■ The exercise
Select and copy out every line in the records containing "color".

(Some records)
○ ○ ○
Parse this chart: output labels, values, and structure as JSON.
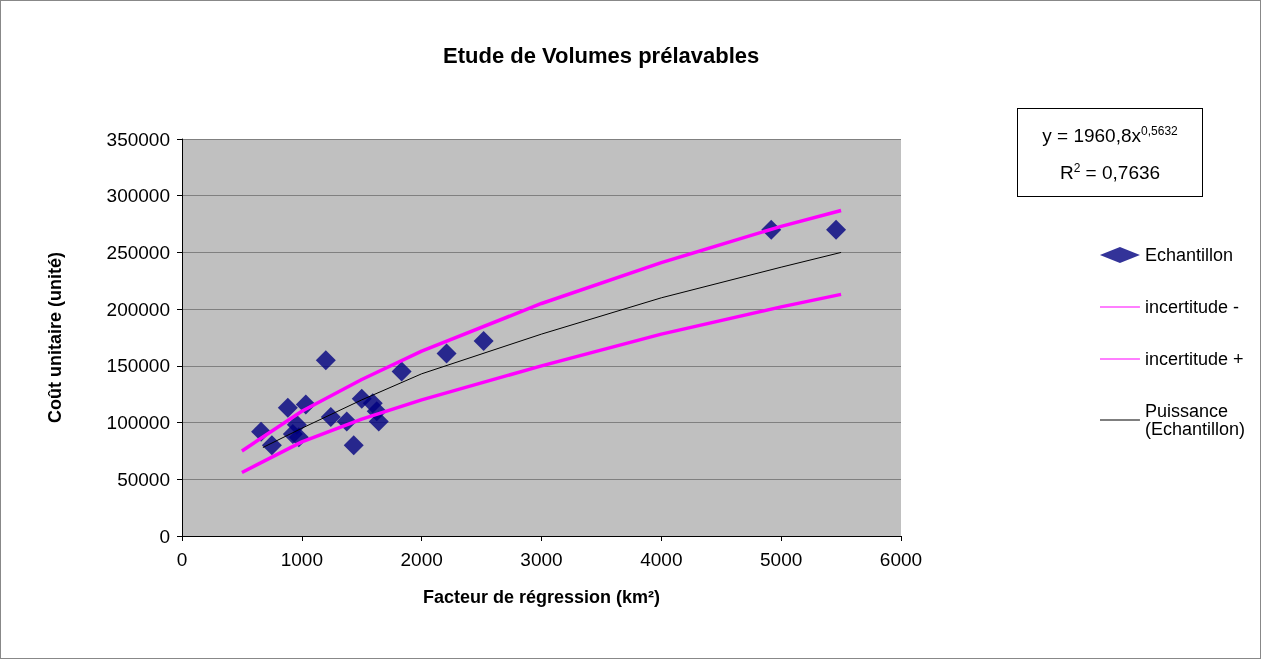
{
  "chart_data": {
    "type": "scatter",
    "title": "Etude de Volumes prélavables",
    "xlabel": "Facteur de régression (km²)",
    "ylabel": "Coût unitaire (unité)",
    "annotations": [
      "y = 1960,8x$^{0,5632}$",
      "R$^{2}$ = 0,7636"
    ],
    "series": [
      {
        "name": "Echantillon",
        "marker": "diamond",
        "color": "#000080",
        "x": [
          660,
          750,
          883,
          925,
          958,
          975,
          1033,
          1200,
          1242,
          1375,
          1433,
          1500,
          1592,
          1625,
          1642,
          1833,
          2208,
          2517,
          4917,
          5458
        ],
        "values": [
          92000,
          80000,
          113000,
          90000,
          98000,
          87000,
          116000,
          155000,
          105000,
          101000,
          80000,
          121000,
          117000,
          110000,
          101000,
          145000,
          161000,
          172000,
          270000,
          270000
        ]
      },
      {
        "name": "incertitude -",
        "type": "line",
        "marker": "none",
        "color": "#ff00ff",
        "x": [
          500,
          1000,
          1500,
          2000,
          3000,
          4000,
          5000,
          5500
        ],
        "values": [
          75000,
          110000,
          138000,
          163000,
          205000,
          241000,
          273000,
          287000
        ]
      },
      {
        "name": "incertitude +",
        "type": "line",
        "marker": "none",
        "color": "#ff00ff",
        "x": [
          500,
          1000,
          1500,
          2000,
          3000,
          4000,
          5000,
          5500
        ],
        "values": [
          56000,
          83000,
          103000,
          120000,
          150000,
          178000,
          202000,
          213000
        ]
      },
      {
        "name": "Puissance (Echantillon)",
        "type": "line",
        "marker": "none",
        "color": "#000000",
        "x": [
          675,
          1000,
          1500,
          2000,
          3000,
          4000,
          5000,
          5500
        ],
        "values": [
          78000,
          95000,
          120000,
          143000,
          178000,
          210000,
          237000,
          250000
        ]
      }
    ],
    "xlim": [
      0,
      6000
    ],
    "xticks": [
      0,
      1000,
      2000,
      3000,
      4000,
      5000,
      6000
    ],
    "ylim": [
      0,
      350000
    ],
    "yticks": [
      0,
      50000,
      100000,
      150000,
      200000,
      250000,
      300000,
      350000
    ],
    "grid": "y",
    "legend": "right"
  }
}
○ ○ ○
■ Response to this task
        "color": "#000080",
        "color": "#ff00ff",
        "color": "#ff00ff",
        "color": "#000000",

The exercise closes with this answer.